• _Stated exercise_
Print out every line, exactly as written.

• _Information shown_
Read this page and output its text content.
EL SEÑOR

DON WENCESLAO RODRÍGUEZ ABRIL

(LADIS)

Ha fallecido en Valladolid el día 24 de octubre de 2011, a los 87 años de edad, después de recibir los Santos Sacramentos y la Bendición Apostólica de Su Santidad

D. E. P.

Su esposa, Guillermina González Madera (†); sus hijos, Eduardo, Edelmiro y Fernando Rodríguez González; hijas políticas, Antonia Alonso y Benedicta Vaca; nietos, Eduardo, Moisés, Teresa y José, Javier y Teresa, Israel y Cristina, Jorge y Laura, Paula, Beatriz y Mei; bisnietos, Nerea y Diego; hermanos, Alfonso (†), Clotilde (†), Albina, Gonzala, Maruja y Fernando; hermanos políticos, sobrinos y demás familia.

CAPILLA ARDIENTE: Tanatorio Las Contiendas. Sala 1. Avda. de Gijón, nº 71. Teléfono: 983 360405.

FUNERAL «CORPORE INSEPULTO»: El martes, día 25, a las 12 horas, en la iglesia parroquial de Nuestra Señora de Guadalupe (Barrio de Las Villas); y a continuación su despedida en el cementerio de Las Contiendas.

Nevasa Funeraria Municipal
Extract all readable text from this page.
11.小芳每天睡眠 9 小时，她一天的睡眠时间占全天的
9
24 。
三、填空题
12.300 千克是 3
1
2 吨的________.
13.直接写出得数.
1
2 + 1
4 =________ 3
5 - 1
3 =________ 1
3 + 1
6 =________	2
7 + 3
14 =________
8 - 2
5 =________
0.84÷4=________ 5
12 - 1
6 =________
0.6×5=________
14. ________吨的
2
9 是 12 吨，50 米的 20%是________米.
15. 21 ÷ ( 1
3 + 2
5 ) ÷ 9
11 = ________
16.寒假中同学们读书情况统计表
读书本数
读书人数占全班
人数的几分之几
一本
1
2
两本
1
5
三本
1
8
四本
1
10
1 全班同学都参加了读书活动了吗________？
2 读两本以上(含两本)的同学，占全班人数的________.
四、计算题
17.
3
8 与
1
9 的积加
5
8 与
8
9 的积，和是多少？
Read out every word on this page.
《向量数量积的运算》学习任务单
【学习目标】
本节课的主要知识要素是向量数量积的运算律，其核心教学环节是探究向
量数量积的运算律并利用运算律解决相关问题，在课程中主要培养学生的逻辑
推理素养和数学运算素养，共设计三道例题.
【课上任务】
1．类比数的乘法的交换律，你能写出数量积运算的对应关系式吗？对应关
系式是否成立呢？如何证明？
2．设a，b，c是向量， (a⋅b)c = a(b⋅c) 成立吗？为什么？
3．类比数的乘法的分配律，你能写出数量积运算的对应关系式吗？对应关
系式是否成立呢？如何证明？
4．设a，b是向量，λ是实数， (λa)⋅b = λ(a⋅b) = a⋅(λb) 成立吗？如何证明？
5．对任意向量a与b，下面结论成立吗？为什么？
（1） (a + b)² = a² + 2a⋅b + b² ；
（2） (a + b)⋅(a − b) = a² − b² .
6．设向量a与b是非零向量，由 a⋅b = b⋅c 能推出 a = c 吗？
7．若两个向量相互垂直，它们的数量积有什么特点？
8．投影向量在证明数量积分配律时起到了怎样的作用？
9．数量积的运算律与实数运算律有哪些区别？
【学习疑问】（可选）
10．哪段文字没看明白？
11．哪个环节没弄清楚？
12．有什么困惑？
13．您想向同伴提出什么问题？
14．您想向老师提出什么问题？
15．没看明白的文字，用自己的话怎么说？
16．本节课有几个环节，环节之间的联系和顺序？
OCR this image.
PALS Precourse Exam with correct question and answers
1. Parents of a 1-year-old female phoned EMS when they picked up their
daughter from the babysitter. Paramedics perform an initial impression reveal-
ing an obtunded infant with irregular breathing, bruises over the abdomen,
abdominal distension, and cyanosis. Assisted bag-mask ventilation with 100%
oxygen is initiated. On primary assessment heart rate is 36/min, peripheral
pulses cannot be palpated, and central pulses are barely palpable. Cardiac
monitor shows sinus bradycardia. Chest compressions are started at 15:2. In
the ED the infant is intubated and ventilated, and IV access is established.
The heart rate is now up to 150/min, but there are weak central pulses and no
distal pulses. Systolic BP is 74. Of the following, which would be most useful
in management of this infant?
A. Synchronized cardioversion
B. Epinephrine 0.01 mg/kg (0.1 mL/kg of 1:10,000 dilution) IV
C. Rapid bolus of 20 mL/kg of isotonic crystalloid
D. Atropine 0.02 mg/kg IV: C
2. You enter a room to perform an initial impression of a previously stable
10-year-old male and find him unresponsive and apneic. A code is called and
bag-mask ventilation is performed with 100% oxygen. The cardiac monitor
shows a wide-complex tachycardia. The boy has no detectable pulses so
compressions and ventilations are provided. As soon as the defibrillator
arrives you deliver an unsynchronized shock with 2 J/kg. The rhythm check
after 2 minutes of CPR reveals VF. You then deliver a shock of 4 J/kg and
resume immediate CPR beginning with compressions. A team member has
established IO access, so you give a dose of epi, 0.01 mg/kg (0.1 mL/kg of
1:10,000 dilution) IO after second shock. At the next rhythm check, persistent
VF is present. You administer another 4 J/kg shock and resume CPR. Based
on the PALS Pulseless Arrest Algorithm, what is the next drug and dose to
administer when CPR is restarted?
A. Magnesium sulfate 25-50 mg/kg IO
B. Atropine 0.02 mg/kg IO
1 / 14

• _Result for this task_
Read this page and output its text content.
EL SEÑOR

DON WENCESLAO RODRÍGUEZ ABRIL

(LADIS)

Ha fallecido en Valladolid el día 24 de octubre de 2011, a los 87 años de edad, después de recibir los Santos Sacramentos y la Bendición Apostólica de Su Santidad

D. E. P.

Su esposa, Guillermina González Madera (†); sus hijos, Eduardo, Edelmiro y Fernando Rodríguez González; hijas políticas, Antonia Alonso y Benedicta Vaca; nietos, Eduardo, Moisés, Teresa y José, Javier y Teresa, Israel y Cristina, Jorge y Laura, Paula, Beatriz y Mei; bisnietos, Nerea y Diego; hermanos, Alfonso (†), Clotilde (†), Albina, Gonzala, Maruja y Fernando; hermanos políticos, sobrinos y demás familia.

CAPILLA ARDIENTE: Tanatorio Las Contiendas. Sala 1. Avda. de Gijón, nº 71. Teléfono: 983 360405.

FUNERAL «CORPORE INSEPULTO»: El martes, día 25, a las 12 horas, en la iglesia parroquial de Nuestra Señora de Guadalupe (Barrio de Las Villas); y a continuación su despedida en el cementerio de Las Contiendas.

Nevasa Funeraria Municipal
Extract all readable text from this page.
11.小芳每天睡眠 9 小时，她一天的睡眠时间占全天的
9
24 。
三、填空题
12.300 千克是 3
1
2 吨的________.
13.直接写出得数.
1
2 + 1
4 =________ 3
5 - 1
3 =________ 1
3 + 1
6 =________	2
7 + 3
14 =________
8 - 2
5 =________
0.84÷4=________ 5
12 - 1
6 =________
0.6×5=________
14. ________吨的
2
9 是 12 吨，50 米的 20%是________米.
15. 21 ÷ ( 1
3 + 2
5 ) ÷ 9
11 = ________
16.寒假中同学们读书情况统计表
读书本数
读书人数占全班
人数的几分之几
一本
1
2
两本
1
5
三本
1
8
四本
1
10
1 全班同学都参加了读书活动了吗________？
2 读两本以上(含两本)的同学，占全班人数的________.
四、计算题
17.
3
8 与
1
9 的积加
5
8 与
8
9 的积，和是多少？
Read out every word on this page.
《向量数量积的运算》学习任务单
【学习目标】
本节课的主要知识要素是向量数量积的运算律，其核心教学环节是探究向
量数量积的运算律并利用运算律解决相关问题，在课程中主要培养学生的逻辑
推理素养和数学运算素养，共设计三道例题.
【课上任务】
1．类比数的乘法的交换律，你能写出数量积运算的对应关系式吗？对应关
系式是否成立呢？如何证明？
2．设a，b，c是向量， (a⋅b)c = a(b⋅c) 成立吗？为什么？
3．类比数的乘法的分配律，你能写出数量积运算的对应关系式吗？对应关
系式是否成立呢？如何证明？
4．设a，b是向量，λ是实数， (λa)⋅b = λ(a⋅b) = a⋅(λb) 成立吗？如何证明？
5．对任意向量a与b，下面结论成立吗？为什么？
（1） (a + b)² = a² + 2a⋅b + b² ；
（2） (a + b)⋅(a − b) = a² − b² .
6．设向量a与b是非零向量，由 a⋅b = b⋅c 能推出 a = c 吗？
7．若两个向量相互垂直，它们的数量积有什么特点？
8．投影向量在证明数量积分配律时起到了怎样的作用？
9．数量积的运算律与实数运算律有哪些区别？
【学习疑问】（可选）
10．哪段文字没看明白？
11．哪个环节没弄清楚？
12．有什么困惑？
13．您想向同伴提出什么问题？
14．您想向老师提出什么问题？
15．没看明白的文字，用自己的话怎么说？
16．本节课有几个环节，环节之间的联系和顺序？
OCR this image.
PALS Precourse Exam with correct question and answers
1. Parents of a 1-year-old female phoned EMS when they picked up their
daughter from the babysitter. Paramedics perform an initial impression reveal-
ing an obtunded infant with irregular breathing, bruises over the abdomen,
abdominal distension, and cyanosis. Assisted bag-mask ventilation with 100%
oxygen is initiated. On primary assessment heart rate is 36/min, peripheral
pulses cannot be palpated, and central pulses are barely palpable. Cardiac
monitor shows sinus bradycardia. Chest compressions are started at 15:2. In
the ED the infant is intubated and ventilated, and IV access is established.
The heart rate is now up to 150/min, but there are weak central pulses and no
distal pulses. Systolic BP is 74. Of the following, which would be most useful
in management of this infant?
A. Synchronized cardioversion
B. Epinephrine 0.01 mg/kg (0.1 mL/kg of 1:10,000 dilution) IV
C. Rapid bolus of 20 mL/kg of isotonic crystalloid
D. Atropine 0.02 mg/kg IV: C
2. You enter a room to perform an initial impression of a previously stable
10-year-old male and find him unresponsive and apneic. A code is called and
bag-mask ventilation is performed with 100% oxygen. The cardiac monitor
shows a wide-complex tachycardia. The boy has no detectable pulses so
compressions and ventilations are provided. As soon as the defibrillator
arrives you deliver an unsynchronized shock with 2 J/kg. The rhythm check
after 2 minutes of CPR reveals VF. You then deliver a shock of 4 J/kg and
resume immediate CPR beginning with compressions. A team member has
established IO access, so you give a dose of epi, 0.01 mg/kg (0.1 mL/kg of
1:10,000 dilution) IO after second shock. At the next rhythm check, persistent
VF is present. You administer another 4 J/kg shock and resume CPR. Based
on the PALS Pulseless Arrest Algorithm, what is the next drug and dose to
administer when CPR is restarted?
A. Magnesium sulfate 25-50 mg/kg IO
B. Atropine 0.02 mg/kg IO
1 / 14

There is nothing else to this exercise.